:: Article ::
As I've mentioned before, I'm currently working on a book for Stylus Publishing called Flipped Learning in the University: A Users' Guide. Periodically I am going to post excerpts from the book, both to drum up interest in it (which forces me not to quit working on it) and to get ideas for changes. Today, I'm posting (most of) the Preface to the book, which describes how I got into flipped learning in the first place and sets the stage for the rest of the book.


This book began to take shape almost a decade ago, after a tremendous failure on my part when I first tried to implement the pedagogical method that this book is about.

The year was 2008. I was on the Mathematics faculty at a small liberal arts college. As is the case in small colleges, I also did a lot of administrative and service work. One of those administrative jobs was to manage our college's "3+2" engineering program. Like other similar programs at small colleges throughout the US, students in the 3+2 program attended my college for their first three years to complete the basic science, math, and general education courses needed for an engineering degree; then they transfered to a partner institution, a larger university with an engineering program to take their specialized engineering courses. After five years they received two degrees, one in Applied Mathematics from my college and one in Engineering from our partner.
:::
Exercise requirements:
#1 State whether each statement below agrees with the post, answering yes or no and quoting the deciding words: (a) In 2008 the author was on the Mathematics faculty at a small liberal arts college. (b) Students in the 3+2 program spent their first two years at the author's college. (c) Students who finished the 3+2 program received a single degree.
#2 Answer these questions from the post:
(a) Which publisher is the book being written for?
(b) In what subject did 3+2 students receive their degree from the author's college?
(c) How long ago did the book begin to take shape?
:: Listing ::
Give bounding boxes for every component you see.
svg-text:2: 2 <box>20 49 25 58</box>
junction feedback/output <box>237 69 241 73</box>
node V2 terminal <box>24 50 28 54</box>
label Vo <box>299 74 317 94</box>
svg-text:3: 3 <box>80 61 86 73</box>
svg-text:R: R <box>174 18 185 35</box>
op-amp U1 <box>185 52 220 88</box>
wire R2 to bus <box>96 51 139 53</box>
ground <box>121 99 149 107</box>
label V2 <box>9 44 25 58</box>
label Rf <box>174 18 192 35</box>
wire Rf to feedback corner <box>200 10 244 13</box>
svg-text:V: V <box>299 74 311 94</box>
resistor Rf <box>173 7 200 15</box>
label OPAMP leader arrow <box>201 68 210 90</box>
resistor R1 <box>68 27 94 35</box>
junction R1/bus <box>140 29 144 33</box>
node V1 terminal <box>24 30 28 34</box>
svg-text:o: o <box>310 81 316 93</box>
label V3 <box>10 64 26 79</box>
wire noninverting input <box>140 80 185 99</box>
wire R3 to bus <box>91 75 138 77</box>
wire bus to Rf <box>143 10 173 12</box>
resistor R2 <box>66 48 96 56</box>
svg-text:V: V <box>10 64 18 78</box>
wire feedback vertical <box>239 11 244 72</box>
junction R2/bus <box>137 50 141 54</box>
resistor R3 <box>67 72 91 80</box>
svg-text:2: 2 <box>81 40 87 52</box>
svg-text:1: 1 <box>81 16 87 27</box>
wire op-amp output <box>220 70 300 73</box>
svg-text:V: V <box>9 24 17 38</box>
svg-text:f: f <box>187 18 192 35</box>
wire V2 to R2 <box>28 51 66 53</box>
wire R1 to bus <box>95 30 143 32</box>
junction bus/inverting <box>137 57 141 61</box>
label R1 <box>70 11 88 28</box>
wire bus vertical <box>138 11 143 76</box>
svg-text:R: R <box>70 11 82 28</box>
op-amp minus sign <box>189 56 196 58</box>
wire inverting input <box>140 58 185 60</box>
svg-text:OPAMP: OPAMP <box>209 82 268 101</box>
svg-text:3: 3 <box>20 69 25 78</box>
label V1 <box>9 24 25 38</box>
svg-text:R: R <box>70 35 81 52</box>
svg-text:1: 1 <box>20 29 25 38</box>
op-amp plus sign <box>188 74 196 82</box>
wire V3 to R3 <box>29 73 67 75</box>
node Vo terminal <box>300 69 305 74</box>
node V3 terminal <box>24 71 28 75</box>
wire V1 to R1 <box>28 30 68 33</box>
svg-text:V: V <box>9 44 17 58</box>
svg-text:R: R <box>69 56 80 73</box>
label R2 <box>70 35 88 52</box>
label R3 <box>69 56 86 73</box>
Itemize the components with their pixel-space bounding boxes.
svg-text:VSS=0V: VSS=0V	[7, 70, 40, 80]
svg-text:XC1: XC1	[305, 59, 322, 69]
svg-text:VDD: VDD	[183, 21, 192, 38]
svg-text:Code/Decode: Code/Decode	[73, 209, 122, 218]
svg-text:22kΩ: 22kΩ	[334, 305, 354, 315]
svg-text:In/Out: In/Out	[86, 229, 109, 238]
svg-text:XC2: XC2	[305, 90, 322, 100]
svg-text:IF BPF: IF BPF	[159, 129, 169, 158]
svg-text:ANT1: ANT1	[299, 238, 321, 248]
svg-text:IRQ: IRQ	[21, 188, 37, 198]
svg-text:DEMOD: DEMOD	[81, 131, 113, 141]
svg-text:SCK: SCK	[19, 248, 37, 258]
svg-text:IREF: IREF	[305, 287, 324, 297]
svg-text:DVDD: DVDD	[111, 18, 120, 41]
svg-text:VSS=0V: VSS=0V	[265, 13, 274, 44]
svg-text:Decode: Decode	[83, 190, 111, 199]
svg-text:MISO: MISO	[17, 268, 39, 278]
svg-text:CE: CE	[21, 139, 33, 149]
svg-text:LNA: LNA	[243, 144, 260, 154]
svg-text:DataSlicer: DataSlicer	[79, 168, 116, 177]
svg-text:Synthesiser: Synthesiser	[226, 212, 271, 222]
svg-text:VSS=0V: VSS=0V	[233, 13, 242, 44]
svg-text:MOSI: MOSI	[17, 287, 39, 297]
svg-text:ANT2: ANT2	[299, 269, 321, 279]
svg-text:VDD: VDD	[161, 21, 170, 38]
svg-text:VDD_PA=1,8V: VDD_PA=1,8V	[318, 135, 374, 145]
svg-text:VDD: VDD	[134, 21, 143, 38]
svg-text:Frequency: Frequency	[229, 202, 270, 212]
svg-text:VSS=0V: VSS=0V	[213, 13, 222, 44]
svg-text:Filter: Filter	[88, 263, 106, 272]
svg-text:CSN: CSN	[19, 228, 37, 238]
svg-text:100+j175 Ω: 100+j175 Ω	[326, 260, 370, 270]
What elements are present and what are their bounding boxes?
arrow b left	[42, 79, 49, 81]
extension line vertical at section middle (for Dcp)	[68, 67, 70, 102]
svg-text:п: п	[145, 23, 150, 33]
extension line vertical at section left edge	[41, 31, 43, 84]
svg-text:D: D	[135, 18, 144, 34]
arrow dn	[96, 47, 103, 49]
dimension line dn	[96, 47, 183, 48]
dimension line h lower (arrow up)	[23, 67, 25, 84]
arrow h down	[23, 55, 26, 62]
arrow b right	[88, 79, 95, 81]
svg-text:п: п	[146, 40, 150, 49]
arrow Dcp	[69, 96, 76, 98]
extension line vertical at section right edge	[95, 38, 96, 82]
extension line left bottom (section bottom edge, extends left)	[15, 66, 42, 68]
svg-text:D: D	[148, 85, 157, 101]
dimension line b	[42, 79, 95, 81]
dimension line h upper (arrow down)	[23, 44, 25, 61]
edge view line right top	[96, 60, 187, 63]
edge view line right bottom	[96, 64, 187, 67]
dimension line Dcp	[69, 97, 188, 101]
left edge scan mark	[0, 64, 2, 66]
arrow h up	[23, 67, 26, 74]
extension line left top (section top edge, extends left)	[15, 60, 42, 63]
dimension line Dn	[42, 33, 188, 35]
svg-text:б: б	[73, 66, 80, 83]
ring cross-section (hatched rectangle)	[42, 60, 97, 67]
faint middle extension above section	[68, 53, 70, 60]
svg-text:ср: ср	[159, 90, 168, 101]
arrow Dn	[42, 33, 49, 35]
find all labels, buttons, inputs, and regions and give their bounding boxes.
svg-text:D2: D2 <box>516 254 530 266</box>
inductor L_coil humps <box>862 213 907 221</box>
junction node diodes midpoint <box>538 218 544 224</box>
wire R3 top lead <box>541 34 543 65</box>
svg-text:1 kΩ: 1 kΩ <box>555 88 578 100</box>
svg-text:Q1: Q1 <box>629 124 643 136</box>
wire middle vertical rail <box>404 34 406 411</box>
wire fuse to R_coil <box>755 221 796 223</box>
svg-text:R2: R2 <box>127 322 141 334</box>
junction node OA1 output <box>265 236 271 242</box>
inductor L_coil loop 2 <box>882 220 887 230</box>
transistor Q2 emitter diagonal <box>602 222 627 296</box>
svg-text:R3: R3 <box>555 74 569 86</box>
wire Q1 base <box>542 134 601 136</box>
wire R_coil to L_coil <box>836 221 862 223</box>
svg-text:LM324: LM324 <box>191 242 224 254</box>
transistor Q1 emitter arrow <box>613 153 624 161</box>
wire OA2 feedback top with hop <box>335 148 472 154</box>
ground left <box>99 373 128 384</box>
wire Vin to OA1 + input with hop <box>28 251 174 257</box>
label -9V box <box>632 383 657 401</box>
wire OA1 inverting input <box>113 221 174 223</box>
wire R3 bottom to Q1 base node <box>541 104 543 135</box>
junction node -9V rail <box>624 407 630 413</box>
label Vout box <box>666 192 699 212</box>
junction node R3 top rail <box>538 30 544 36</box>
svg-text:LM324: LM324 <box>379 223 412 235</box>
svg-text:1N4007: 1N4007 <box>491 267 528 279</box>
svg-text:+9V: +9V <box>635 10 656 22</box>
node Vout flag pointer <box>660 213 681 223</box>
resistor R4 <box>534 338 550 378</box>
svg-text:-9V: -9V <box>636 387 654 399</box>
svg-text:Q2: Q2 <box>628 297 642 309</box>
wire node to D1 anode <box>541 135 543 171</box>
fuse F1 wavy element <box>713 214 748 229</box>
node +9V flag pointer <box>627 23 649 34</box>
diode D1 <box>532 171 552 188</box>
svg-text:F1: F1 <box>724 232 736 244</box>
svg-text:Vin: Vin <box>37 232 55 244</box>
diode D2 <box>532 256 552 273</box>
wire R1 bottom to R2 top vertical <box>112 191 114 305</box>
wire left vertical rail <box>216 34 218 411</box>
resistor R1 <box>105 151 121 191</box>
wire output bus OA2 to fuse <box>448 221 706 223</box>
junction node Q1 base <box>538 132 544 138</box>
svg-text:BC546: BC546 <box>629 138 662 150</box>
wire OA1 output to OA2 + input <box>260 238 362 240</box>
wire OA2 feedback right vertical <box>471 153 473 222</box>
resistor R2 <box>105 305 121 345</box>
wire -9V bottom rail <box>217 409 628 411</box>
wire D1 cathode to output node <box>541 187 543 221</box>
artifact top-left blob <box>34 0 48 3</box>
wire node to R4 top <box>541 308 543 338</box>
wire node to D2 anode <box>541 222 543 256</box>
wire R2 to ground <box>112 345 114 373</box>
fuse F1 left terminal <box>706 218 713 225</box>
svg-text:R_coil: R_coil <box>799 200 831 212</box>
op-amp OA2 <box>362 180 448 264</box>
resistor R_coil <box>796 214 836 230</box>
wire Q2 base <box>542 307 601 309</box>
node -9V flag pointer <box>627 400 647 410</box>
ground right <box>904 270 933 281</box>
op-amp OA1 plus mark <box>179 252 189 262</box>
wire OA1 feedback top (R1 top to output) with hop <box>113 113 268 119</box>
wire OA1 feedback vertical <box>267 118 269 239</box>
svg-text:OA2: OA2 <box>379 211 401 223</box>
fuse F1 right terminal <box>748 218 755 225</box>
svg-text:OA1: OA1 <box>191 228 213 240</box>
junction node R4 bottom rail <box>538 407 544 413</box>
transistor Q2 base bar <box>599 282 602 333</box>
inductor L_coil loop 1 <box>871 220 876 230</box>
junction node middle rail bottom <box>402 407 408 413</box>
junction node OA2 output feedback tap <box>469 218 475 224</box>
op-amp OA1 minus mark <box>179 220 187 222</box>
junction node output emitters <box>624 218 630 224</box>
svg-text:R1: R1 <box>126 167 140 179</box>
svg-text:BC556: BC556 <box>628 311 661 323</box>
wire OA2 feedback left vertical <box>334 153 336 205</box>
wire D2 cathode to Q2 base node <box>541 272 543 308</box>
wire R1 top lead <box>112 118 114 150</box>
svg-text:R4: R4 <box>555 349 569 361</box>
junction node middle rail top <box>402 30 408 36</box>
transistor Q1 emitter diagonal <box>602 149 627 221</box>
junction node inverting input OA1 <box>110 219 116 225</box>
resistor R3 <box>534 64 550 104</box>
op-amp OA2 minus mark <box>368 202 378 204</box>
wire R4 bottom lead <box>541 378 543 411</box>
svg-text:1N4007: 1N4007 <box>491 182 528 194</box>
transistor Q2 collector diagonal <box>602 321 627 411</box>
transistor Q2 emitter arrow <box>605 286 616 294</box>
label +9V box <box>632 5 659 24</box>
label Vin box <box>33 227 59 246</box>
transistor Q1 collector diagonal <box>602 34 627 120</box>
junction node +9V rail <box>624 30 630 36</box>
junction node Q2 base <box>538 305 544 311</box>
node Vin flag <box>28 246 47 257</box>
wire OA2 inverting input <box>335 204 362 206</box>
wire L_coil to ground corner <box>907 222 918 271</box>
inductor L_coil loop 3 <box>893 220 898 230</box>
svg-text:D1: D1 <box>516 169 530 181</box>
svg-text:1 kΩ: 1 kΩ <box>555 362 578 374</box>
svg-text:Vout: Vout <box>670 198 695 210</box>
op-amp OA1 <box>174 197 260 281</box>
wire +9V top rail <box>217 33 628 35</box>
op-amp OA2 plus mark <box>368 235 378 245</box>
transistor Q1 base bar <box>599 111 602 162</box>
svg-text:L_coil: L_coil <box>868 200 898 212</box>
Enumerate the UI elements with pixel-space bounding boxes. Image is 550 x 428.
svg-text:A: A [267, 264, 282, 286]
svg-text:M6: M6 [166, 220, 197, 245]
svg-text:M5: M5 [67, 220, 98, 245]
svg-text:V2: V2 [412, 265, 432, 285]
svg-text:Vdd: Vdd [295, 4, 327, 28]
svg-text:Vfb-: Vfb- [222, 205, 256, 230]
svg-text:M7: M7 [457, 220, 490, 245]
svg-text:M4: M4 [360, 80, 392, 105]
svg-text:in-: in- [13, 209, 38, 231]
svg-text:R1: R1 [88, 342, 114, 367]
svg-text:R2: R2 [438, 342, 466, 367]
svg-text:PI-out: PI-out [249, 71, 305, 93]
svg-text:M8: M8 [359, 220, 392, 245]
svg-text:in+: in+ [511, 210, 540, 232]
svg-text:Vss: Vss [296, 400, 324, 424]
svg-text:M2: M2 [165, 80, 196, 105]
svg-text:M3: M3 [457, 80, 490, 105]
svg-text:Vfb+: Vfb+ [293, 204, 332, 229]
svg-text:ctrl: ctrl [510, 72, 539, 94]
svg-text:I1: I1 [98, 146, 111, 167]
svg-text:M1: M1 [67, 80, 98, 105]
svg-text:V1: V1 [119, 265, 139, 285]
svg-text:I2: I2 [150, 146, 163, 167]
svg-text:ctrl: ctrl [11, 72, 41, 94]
:::
Replies:
#1
(a) Yes: "The year was 2008. I was on the Mathematics faculty at a small liberal arts college."
(b) No: "students in the 3+2 program attended my college for their first three years"
(c) No: "After five years they received two degrees"

#2
(a) Stylus Publishing
(b) Applied Mathematics
(c) Almost a decade ago